* begin *

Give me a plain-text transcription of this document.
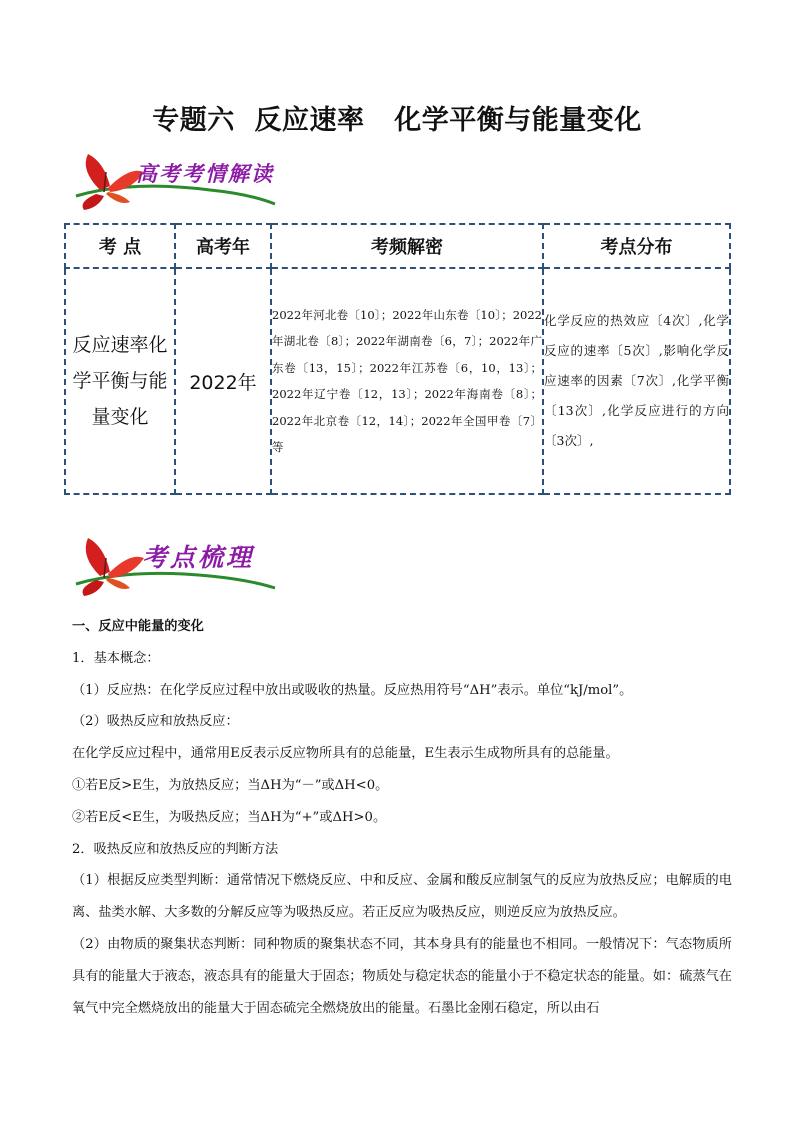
专题六  反应速率   化学平衡与能量变化
高考考情解读
考 点	高考年	考频解密	考点分布
反应速率化学平衡与能量变化	2022年	2022年河北卷〔10〕；2022年山东卷〔10〕；2022年湖北卷〔8〕；2022年湖南卷〔6，7〕；2022年广东卷〔13，15〕；2022年江苏卷〔6，10，13〕；2022年辽宁卷〔12，13〕；2022年海南卷〔8〕；2022年北京卷〔12，14〕；2022年全国甲卷〔7〕等	化学反应的热效应〔4次〕,化学反应的速率〔5次〕,影响化学反应速率的因素〔7次〕,化学平衡〔13次〕,化学反应进行的方向〔3次〕,
考点梳理

一、反应中能量的变化

1．基本概念：

（1）反应热：在化学反应过程中放出或吸收的热量。反应热用符号“ΔH”表示。单位“kJ/mol”。

（2）吸热反应和放热反应：

在化学反应过程中，通常用E反表示反应物所具有的总能量，E生表示生成物所具有的总能量。

①若E反>E生，为放热反应；当ΔH为“－”或ΔH<0。

②若E反<E生，为吸热反应；当ΔH为“+”或ΔH>0。

2．吸热反应和放热反应的判断方法

（1）根据反应类型判断：通常情况下燃烧反应、中和反应、金属和酸反应制氢气的反应为放热反应；电解质的电离、盐类水解、大多数的分解反应等为吸热反应。若正反应为吸热反应，则逆反应为放热反应。

（2）由物质的聚集状态判断：同种物质的聚集状态不同，其本身具有的能量也不相同。一般情况下：气态物质所具有的能量大于液态，液态具有的能量大于固态；物质处与稳定状态的能量小于不稳定状态的能量。如：硫蒸气在氧气中完全燃烧放出的能量大于固态硫完全燃烧放出的能量。石墨比金刚石稳定，所以由石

* end *

▶ _DO THIS_: Make a verbatim copy of all the entries and strip out the pictures.

▶ _TASK ANSWER_:
Give me a plain-text transcription of this document.
专题六  反应速率   化学平衡与能量变化
高考考情解读
考 点	高考年	考频解密	考点分布
反应速率化学平衡与能量变化	2022年	2022年河北卷〔10〕；2022年山东卷〔10〕；2022年湖北卷〔8〕；2022年湖南卷〔6，7〕；2022年广东卷〔13，15〕；2022年江苏卷〔6，10，13〕；2022年辽宁卷〔12，13〕；2022年海南卷〔8〕；2022年北京卷〔12，14〕；2022年全国甲卷〔7〕等	化学反应的热效应〔4次〕,化学反应的速率〔5次〕,影响化学反应速率的因素〔7次〕,化学平衡〔13次〕,化学反应进行的方向〔3次〕,
考点梳理

一、反应中能量的变化

1．基本概念：

（1）反应热：在化学反应过程中放出或吸收的热量。反应热用符号“ΔH”表示。单位“kJ/mol”。

（2）吸热反应和放热反应：

在化学反应过程中，通常用E反表示反应物所具有的总能量，E生表示生成物所具有的总能量。

①若E反>E生，为放热反应；当ΔH为“－”或ΔH<0。

②若E反<E生，为吸热反应；当ΔH为“+”或ΔH>0。

2．吸热反应和放热反应的判断方法

（1）根据反应类型判断：通常情况下燃烧反应、中和反应、金属和酸反应制氢气的反应为放热反应；电解质的电离、盐类水解、大多数的分解反应等为吸热反应。若正反应为吸热反应，则逆反应为放热反应。

（2）由物质的聚集状态判断：同种物质的聚集状态不同，其本身具有的能量也不相同。一般情况下：气态物质所具有的能量大于液态，液态具有的能量大于固态；物质处与稳定状态的能量小于不稳定状态的能量。如：硫蒸气在氧气中完全燃烧放出的能量大于固态硫完全燃烧放出的能量。石墨比金刚石稳定，所以由石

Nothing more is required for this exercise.